Copy out each line of the data holding "JSON".

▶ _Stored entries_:
□ □ □ □ □ □ □

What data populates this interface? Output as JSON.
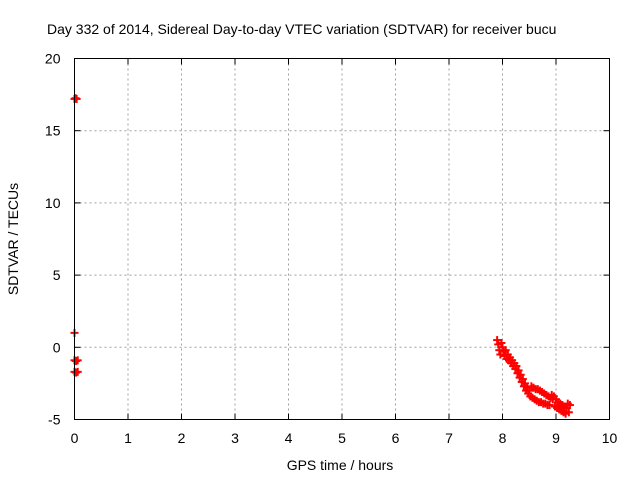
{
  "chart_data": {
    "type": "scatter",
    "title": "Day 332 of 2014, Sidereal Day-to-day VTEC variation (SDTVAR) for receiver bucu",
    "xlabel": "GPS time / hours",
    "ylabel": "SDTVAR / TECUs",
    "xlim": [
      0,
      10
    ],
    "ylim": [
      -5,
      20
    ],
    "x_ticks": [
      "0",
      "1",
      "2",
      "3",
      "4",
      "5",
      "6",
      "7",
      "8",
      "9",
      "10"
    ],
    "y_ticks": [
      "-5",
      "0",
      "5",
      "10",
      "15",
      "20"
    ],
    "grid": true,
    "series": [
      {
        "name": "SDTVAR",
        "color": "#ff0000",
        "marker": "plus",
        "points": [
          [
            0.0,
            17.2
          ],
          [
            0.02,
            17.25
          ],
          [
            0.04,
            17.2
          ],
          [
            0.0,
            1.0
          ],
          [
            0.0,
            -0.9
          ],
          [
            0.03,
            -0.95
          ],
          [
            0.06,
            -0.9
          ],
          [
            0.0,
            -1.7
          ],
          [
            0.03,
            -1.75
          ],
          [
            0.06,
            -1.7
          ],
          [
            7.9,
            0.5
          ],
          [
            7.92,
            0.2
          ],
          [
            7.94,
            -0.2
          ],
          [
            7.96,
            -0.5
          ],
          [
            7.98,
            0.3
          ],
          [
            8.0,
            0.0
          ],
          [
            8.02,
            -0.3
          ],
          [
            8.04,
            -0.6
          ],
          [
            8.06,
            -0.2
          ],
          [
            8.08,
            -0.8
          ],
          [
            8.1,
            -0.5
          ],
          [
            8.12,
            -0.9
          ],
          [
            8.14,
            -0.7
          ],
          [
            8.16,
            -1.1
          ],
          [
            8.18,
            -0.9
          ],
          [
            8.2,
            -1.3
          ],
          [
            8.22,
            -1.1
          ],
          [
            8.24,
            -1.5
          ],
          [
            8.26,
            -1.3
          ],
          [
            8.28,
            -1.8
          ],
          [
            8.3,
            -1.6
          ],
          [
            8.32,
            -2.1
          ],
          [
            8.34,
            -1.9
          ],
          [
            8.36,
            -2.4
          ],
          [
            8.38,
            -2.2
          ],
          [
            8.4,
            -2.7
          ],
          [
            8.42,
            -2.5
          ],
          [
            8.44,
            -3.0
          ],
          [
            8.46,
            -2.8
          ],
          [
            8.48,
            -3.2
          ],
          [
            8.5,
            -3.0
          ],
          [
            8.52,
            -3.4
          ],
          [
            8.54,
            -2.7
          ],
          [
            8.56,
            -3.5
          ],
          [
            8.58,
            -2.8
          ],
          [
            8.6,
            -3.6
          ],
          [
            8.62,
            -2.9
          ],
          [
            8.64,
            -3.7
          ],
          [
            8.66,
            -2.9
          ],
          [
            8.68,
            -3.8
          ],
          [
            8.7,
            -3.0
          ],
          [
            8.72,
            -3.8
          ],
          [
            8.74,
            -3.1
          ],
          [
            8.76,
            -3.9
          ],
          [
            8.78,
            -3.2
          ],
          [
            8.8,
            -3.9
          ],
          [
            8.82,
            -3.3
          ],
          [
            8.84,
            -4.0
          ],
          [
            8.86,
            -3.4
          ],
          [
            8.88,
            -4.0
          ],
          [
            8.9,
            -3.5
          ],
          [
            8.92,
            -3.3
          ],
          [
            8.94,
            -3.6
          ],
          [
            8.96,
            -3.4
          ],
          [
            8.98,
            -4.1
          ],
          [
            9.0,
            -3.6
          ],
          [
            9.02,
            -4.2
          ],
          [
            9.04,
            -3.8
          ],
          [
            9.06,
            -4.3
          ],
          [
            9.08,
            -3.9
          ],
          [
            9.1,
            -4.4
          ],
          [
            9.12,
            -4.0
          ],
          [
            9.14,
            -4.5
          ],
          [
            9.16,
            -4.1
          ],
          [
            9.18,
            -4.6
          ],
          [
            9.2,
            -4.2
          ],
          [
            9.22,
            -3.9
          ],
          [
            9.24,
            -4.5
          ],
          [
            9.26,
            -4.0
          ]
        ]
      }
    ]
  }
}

□ □ □ □ □ □ □

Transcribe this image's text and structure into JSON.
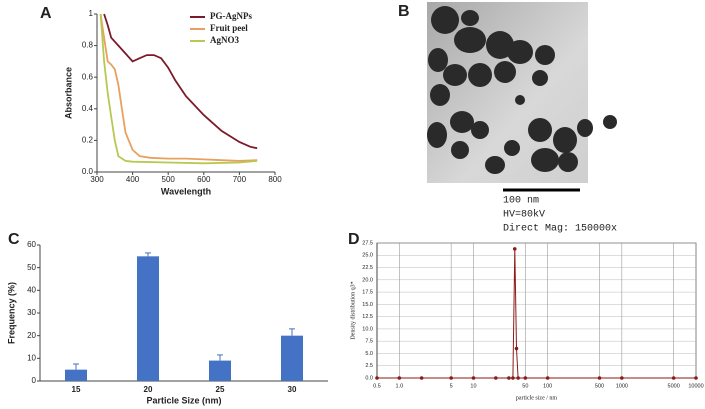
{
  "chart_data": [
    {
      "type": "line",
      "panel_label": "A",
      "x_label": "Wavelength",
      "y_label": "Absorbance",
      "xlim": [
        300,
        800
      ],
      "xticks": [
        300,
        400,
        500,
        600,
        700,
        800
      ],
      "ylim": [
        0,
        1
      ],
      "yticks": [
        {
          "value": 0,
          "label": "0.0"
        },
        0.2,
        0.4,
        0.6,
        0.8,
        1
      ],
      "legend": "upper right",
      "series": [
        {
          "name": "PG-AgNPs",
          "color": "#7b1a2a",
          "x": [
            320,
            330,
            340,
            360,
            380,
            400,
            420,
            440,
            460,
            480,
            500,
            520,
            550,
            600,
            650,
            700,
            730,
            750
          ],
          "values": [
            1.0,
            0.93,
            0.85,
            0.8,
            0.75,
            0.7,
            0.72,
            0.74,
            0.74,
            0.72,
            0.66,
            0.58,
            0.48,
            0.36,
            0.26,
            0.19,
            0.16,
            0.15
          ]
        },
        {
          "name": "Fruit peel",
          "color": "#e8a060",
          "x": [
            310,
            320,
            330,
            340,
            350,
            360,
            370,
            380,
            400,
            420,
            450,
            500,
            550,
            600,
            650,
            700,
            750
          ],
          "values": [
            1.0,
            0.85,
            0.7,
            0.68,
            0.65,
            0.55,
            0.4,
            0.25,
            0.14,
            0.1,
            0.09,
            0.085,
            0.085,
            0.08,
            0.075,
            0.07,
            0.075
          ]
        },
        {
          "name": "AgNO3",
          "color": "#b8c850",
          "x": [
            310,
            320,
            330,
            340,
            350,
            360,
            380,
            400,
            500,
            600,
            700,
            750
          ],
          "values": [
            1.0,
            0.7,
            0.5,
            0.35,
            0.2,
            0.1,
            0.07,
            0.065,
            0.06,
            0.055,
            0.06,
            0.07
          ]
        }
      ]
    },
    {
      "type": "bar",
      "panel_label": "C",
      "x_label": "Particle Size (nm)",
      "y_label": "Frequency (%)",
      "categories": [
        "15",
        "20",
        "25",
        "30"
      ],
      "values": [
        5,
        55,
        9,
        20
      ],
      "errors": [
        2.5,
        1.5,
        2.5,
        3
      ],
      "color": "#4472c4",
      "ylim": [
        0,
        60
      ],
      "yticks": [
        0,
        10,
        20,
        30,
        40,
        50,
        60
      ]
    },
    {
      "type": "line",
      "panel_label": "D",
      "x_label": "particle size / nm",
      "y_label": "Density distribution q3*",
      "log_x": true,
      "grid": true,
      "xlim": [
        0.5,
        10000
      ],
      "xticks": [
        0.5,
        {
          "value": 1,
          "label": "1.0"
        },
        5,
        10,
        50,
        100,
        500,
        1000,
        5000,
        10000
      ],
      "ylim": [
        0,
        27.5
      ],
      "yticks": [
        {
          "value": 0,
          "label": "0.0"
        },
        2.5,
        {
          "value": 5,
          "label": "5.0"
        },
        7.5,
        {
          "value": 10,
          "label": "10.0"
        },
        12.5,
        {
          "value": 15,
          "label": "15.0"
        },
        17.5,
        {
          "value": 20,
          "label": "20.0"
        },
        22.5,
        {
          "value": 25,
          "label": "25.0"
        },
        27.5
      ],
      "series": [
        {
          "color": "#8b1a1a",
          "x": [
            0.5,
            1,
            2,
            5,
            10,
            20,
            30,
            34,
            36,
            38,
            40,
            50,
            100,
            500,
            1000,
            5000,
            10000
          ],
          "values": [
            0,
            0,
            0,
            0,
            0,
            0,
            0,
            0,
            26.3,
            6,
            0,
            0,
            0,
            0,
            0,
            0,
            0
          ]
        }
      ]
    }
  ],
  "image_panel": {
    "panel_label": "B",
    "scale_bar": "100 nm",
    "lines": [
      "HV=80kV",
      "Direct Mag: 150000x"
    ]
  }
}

□ □ □ □ □ □ □

▶ _Written solution_:
What data populates this interface? Output as JSON.
Transcribe this image's text and structure into JSON.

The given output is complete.